■ **DATASET RECORDS**
----------

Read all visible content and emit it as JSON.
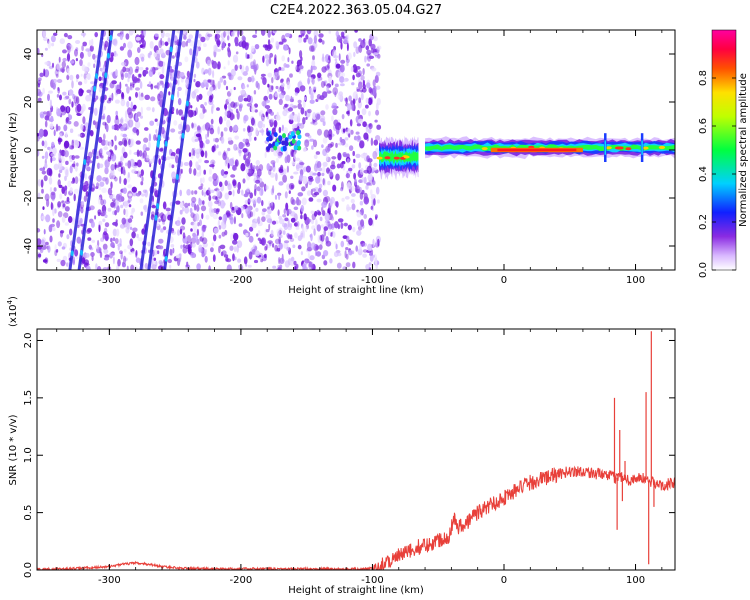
{
  "title": "C2E4.2022.363.05.04.G27",
  "chart_data": [
    {
      "type": "heatmap",
      "xlabel": "Height of straight line (km)",
      "ylabel": "Frequency (Hz)",
      "xlim": [
        -355,
        130
      ],
      "ylim": [
        -50,
        50
      ],
      "xticks": [
        -300,
        -200,
        -100,
        0,
        100
      ],
      "yticks": [
        -40,
        -20,
        0,
        20,
        40
      ],
      "xtick_labels": [
        "-300",
        "-200",
        "-100",
        "0",
        "100"
      ],
      "ytick_labels": [
        "-40",
        "-20",
        "0",
        "20",
        "40"
      ],
      "colorbar": {
        "label": "Normalized spectral amplitude",
        "range": [
          0,
          1
        ],
        "ticks": [
          0.0,
          0.2,
          0.4,
          0.6,
          0.8
        ],
        "tick_labels": [
          "0.0",
          "0.2",
          "0.4",
          "0.6",
          "0.8"
        ]
      },
      "features": {
        "noise_region_x": [
          -355,
          -95
        ],
        "diagonal_tracks": [
          {
            "x_at_bottom": -330,
            "x_at_top": -305
          },
          {
            "x_at_bottom": -323,
            "x_at_top": -298
          },
          {
            "x_at_bottom": -276,
            "x_at_top": -251
          },
          {
            "x_at_bottom": -270,
            "x_at_top": -245
          },
          {
            "x_at_bottom": -258,
            "x_at_top": -233
          }
        ],
        "patch": {
          "x": [
            -180,
            -155
          ],
          "y": [
            0,
            8
          ]
        },
        "signal_segments": [
          {
            "x": [
              -95,
              -65
            ],
            "y_center": -3,
            "half_width": 4
          },
          {
            "x": [
              -60,
              130
            ],
            "y_center": 1,
            "half_width": 2
          }
        ],
        "hot_core": {
          "x": [
            -10,
            60
          ],
          "y": 0
        },
        "spikes_x": [
          77,
          105
        ]
      }
    },
    {
      "type": "line",
      "xlabel": "Height of straight line (km)",
      "ylabel": "SNR (10 * v/v)",
      "scale_label": "(x10",
      "scale_exponent": "4",
      "scale_close": ")",
      "xlim": [
        -355,
        130
      ],
      "ylim": [
        0,
        2.1
      ],
      "xticks": [
        -300,
        -200,
        -100,
        0,
        100
      ],
      "yticks": [
        0.0,
        0.5,
        1.0,
        1.5,
        2.0
      ],
      "xtick_labels": [
        "-300",
        "-200",
        "-100",
        "0",
        "100"
      ],
      "ytick_labels": [
        "0.0",
        "0.5",
        "1.0",
        "1.5",
        "2.0"
      ],
      "color": "#e8403a",
      "series": [
        {
          "x": [
            -355,
            -330,
            -300,
            -290,
            -280,
            -270,
            -260,
            -245,
            -220,
            -200,
            -150,
            -105,
            -100,
            -95,
            -88,
            -80,
            -72,
            -65,
            -58,
            -50,
            -42,
            -38,
            -35,
            -30,
            -25,
            -20,
            -10,
            0,
            10,
            20,
            30,
            40,
            50,
            60,
            70,
            80,
            85,
            90,
            95,
            100,
            105,
            110,
            115,
            120,
            125,
            130
          ],
          "y": [
            0.005,
            0.01,
            0.03,
            0.05,
            0.06,
            0.05,
            0.03,
            0.015,
            0.01,
            0.01,
            0.01,
            0.01,
            0.015,
            0.03,
            0.08,
            0.12,
            0.16,
            0.2,
            0.22,
            0.26,
            0.3,
            0.45,
            0.38,
            0.38,
            0.46,
            0.5,
            0.57,
            0.63,
            0.7,
            0.76,
            0.8,
            0.83,
            0.86,
            0.86,
            0.84,
            0.82,
            0.8,
            0.82,
            0.78,
            0.8,
            0.8,
            0.78,
            0.75,
            0.74,
            0.75,
            0.76
          ]
        }
      ],
      "spikes": [
        {
          "x": 84,
          "y": 1.5
        },
        {
          "x": 86,
          "y": 0.35
        },
        {
          "x": 88,
          "y": 1.22
        },
        {
          "x": 90,
          "y": 0.6
        },
        {
          "x": 92,
          "y": 0.95
        },
        {
          "x": 108,
          "y": 1.55
        },
        {
          "x": 110,
          "y": 0.05
        },
        {
          "x": 112,
          "y": 2.08
        },
        {
          "x": 114,
          "y": 0.55
        }
      ]
    }
  ]
}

----------

■ **WHAT YOU HAVE TO DO**
Write the records above out again exactly, with no pictures in your copy.

■ **ANSWER FOR THIS EXERCISE**
Read all visible content and emit it as JSON.
{
  "title": "C2E4.2022.363.05.04.G27",
  "chart_data": [
    {
      "type": "heatmap",
      "xlabel": "Height of straight line (km)",
      "ylabel": "Frequency (Hz)",
      "xlim": [
        -355,
        130
      ],
      "ylim": [
        -50,
        50
      ],
      "xticks": [
        -300,
        -200,
        -100,
        0,
        100
      ],
      "yticks": [
        -40,
        -20,
        0,
        20,
        40
      ],
      "xtick_labels": [
        "-300",
        "-200",
        "-100",
        "0",
        "100"
      ],
      "ytick_labels": [
        "-40",
        "-20",
        "0",
        "20",
        "40"
      ],
      "colorbar": {
        "label": "Normalized spectral amplitude",
        "range": [
          0,
          1
        ],
        "ticks": [
          0.0,
          0.2,
          0.4,
          0.6,
          0.8
        ],
        "tick_labels": [
          "0.0",
          "0.2",
          "0.4",
          "0.6",
          "0.8"
        ]
      },
      "features": {
        "noise_region_x": [
          -355,
          -95
        ],
        "diagonal_tracks": [
          {
            "x_at_bottom": -330,
            "x_at_top": -305
          },
          {
            "x_at_bottom": -323,
            "x_at_top": -298
          },
          {
            "x_at_bottom": -276,
            "x_at_top": -251
          },
          {
            "x_at_bottom": -270,
            "x_at_top": -245
          },
          {
            "x_at_bottom": -258,
            "x_at_top": -233
          }
        ],
        "patch": {
          "x": [
            -180,
            -155
          ],
          "y": [
            0,
            8
          ]
        },
        "signal_segments": [
          {
            "x": [
              -95,
              -65
            ],
            "y_center": -3,
            "half_width": 4
          },
          {
            "x": [
              -60,
              130
            ],
            "y_center": 1,
            "half_width": 2
          }
        ],
        "hot_core": {
          "x": [
            -10,
            60
          ],
          "y": 0
        },
        "spikes_x": [
          77,
          105
        ]
      }
    },
    {
      "type": "line",
      "xlabel": "Height of straight line (km)",
      "ylabel": "SNR (10 * v/v)",
      "scale_label": "(x10",
      "scale_exponent": "4",
      "scale_close": ")",
      "xlim": [
        -355,
        130
      ],
      "ylim": [
        0,
        2.1
      ],
      "xticks": [
        -300,
        -200,
        -100,
        0,
        100
      ],
      "yticks": [
        0.0,
        0.5,
        1.0,
        1.5,
        2.0
      ],
      "xtick_labels": [
        "-300",
        "-200",
        "-100",
        "0",
        "100"
      ],
      "ytick_labels": [
        "0.0",
        "0.5",
        "1.0",
        "1.5",
        "2.0"
      ],
      "color": "#e8403a",
      "series": [
        {
          "x": [
            -355,
            -330,
            -300,
            -290,
            -280,
            -270,
            -260,
            -245,
            -220,
            -200,
            -150,
            -105,
            -100,
            -95,
            -88,
            -80,
            -72,
            -65,
            -58,
            -50,
            -42,
            -38,
            -35,
            -30,
            -25,
            -20,
            -10,
            0,
            10,
            20,
            30,
            40,
            50,
            60,
            70,
            80,
            85,
            90,
            95,
            100,
            105,
            110,
            115,
            120,
            125,
            130
          ],
          "y": [
            0.005,
            0.01,
            0.03,
            0.05,
            0.06,
            0.05,
            0.03,
            0.015,
            0.01,
            0.01,
            0.01,
            0.01,
            0.015,
            0.03,
            0.08,
            0.12,
            0.16,
            0.2,
            0.22,
            0.26,
            0.3,
            0.45,
            0.38,
            0.38,
            0.46,
            0.5,
            0.57,
            0.63,
            0.7,
            0.76,
            0.8,
            0.83,
            0.86,
            0.86,
            0.84,
            0.82,
            0.8,
            0.82,
            0.78,
            0.8,
            0.8,
            0.78,
            0.75,
            0.74,
            0.75,
            0.76
          ]
        }
      ],
      "spikes": [
        {
          "x": 84,
          "y": 1.5
        },
        {
          "x": 86,
          "y": 0.35
        },
        {
          "x": 88,
          "y": 1.22
        },
        {
          "x": 90,
          "y": 0.6
        },
        {
          "x": 92,
          "y": 0.95
        },
        {
          "x": 108,
          "y": 1.55
        },
        {
          "x": 110,
          "y": 0.05
        },
        {
          "x": 112,
          "y": 2.08
        },
        {
          "x": 114,
          "y": 0.55
        }
      ]
    }
  ]
}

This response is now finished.